Data records:
++++++++
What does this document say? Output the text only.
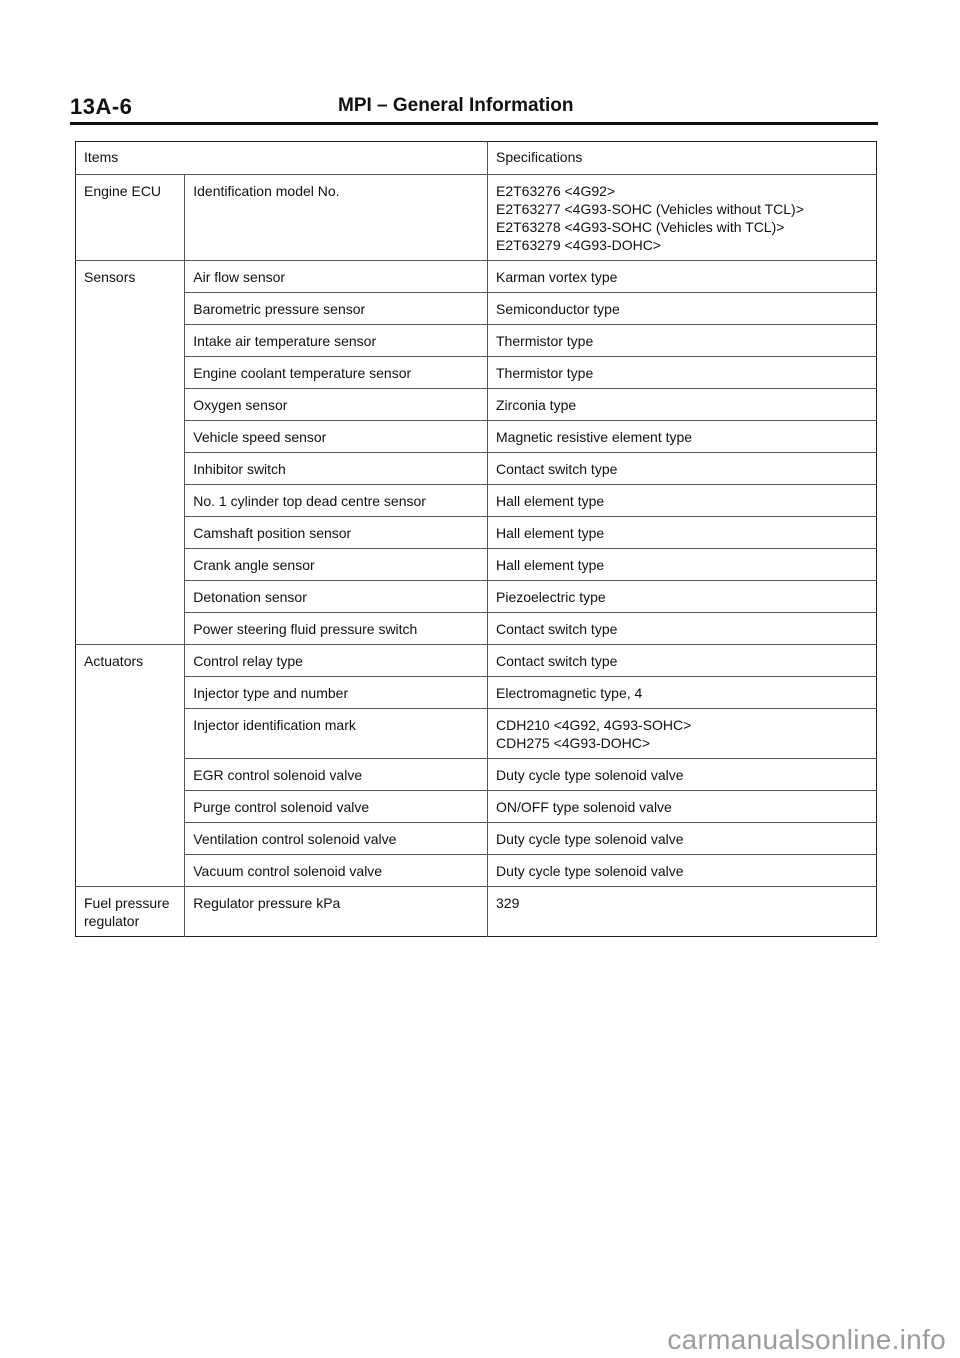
13A-6	MPI – General Information
Items		Specifications
Engine ECU	Identification model No.	E2T63276 <4G92>
E2T63277 <4G93-SOHC (Vehicles without TCL)>
E2T63278 <4G93-SOHC (Vehicles with TCL)>
E2T63279 <4G93-DOHC>
Sensors	Air flow sensor	Karman vortex type
	Barometric pressure sensor	Semiconductor type
	Intake air temperature sensor	Thermistor type
	Engine coolant temperature sensor	Thermistor type
	Oxygen sensor	Zirconia type
	Vehicle speed sensor	Magnetic resistive element type
	Inhibitor switch	Contact switch type
	No. 1 cylinder top dead centre sensor	Hall element type
	Camshaft position sensor	Hall element type
	Crank angle sensor	Hall element type
	Detonation sensor	Piezoelectric type
	Power steering fluid pressure switch	Contact switch type
Actuators	Control relay type	Contact switch type
	Injector type and number	Electromagnetic type, 4
	Injector identification mark	CDH210 <4G92, 4G93-SOHC>
CDH275 <4G93-DOHC>
	EGR control solenoid valve	Duty cycle type solenoid valve
	Purge control solenoid valve	ON/OFF type solenoid valve
	Ventilation control solenoid valve	Duty cycle type solenoid valve
	Vacuum control solenoid valve	Duty cycle type solenoid valve
Fuel pressure
regulator	Regulator pressure kPa	329
carmanualsonline.info
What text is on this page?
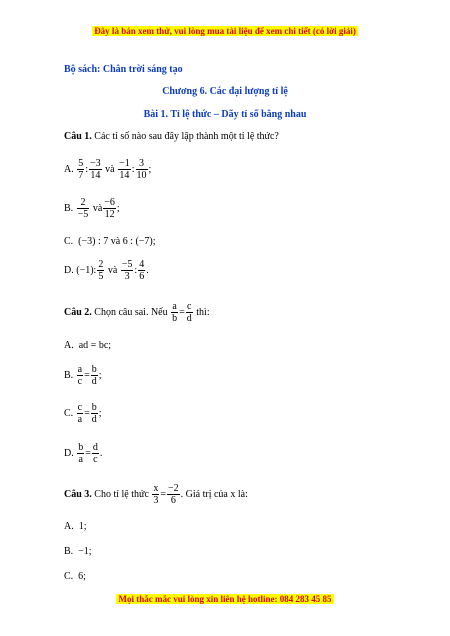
Đây là bản xem thử, vui lòng mua tài liệu để xem chi tiết (có lời giải)
Bộ sách: Chân trời sáng tạo
Chương 6. Các đại lượng tỉ lệ
Bài 1. Tỉ lệ thức – Dãy tỉ số bằng nhau
Câu 1. Các tỉ số nào sau đây lập thành một tỉ lệ thức?
A.
$\frac{5}{7}$ : $\frac{-3}{14}$
và
$\frac{-1}{14}$ : $\frac{3}{10}$ ;
B.
$\frac{2}{-5}$
và $\frac{-6}{12}$ ;
C. (−3) : 7 và 6 : (−7);
D.
(−1): $\frac{2}{5}$
và
$\frac{-5}{3}$ : $\frac{4}{6}$ .
Câu 2.
Chọn câu sai. Nếu
$\frac{a}{b} = \frac{c}{d}$
thì:
A. ad = bc;
B.
$\frac{a}{c} = \frac{b}{d}$ ;
C.
$\frac{c}{a} = \frac{b}{d}$ ;
D.
$\frac{b}{a} = \frac{d}{c}$ .
Câu 3.
Cho tỉ lệ thức
$\frac{x}{3} = \frac{-2}{6}$ . Giá trị của x là:
A. 1;
B. −1;
C. 6;
Mọi thắc mắc vui lòng xin liên hệ hotline: 084 283 45 85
++++++++
## [SET PROBLEM]
Show every line of the records above that contains the word "thức".

## [TASK ANSWER]
Bài 1. Tỉ lệ thức – Dãy tỉ số bằng nhau
Câu 1. Các tỉ số nào sau đây lập thành một tỉ lệ thức?
Cho tỉ lệ thức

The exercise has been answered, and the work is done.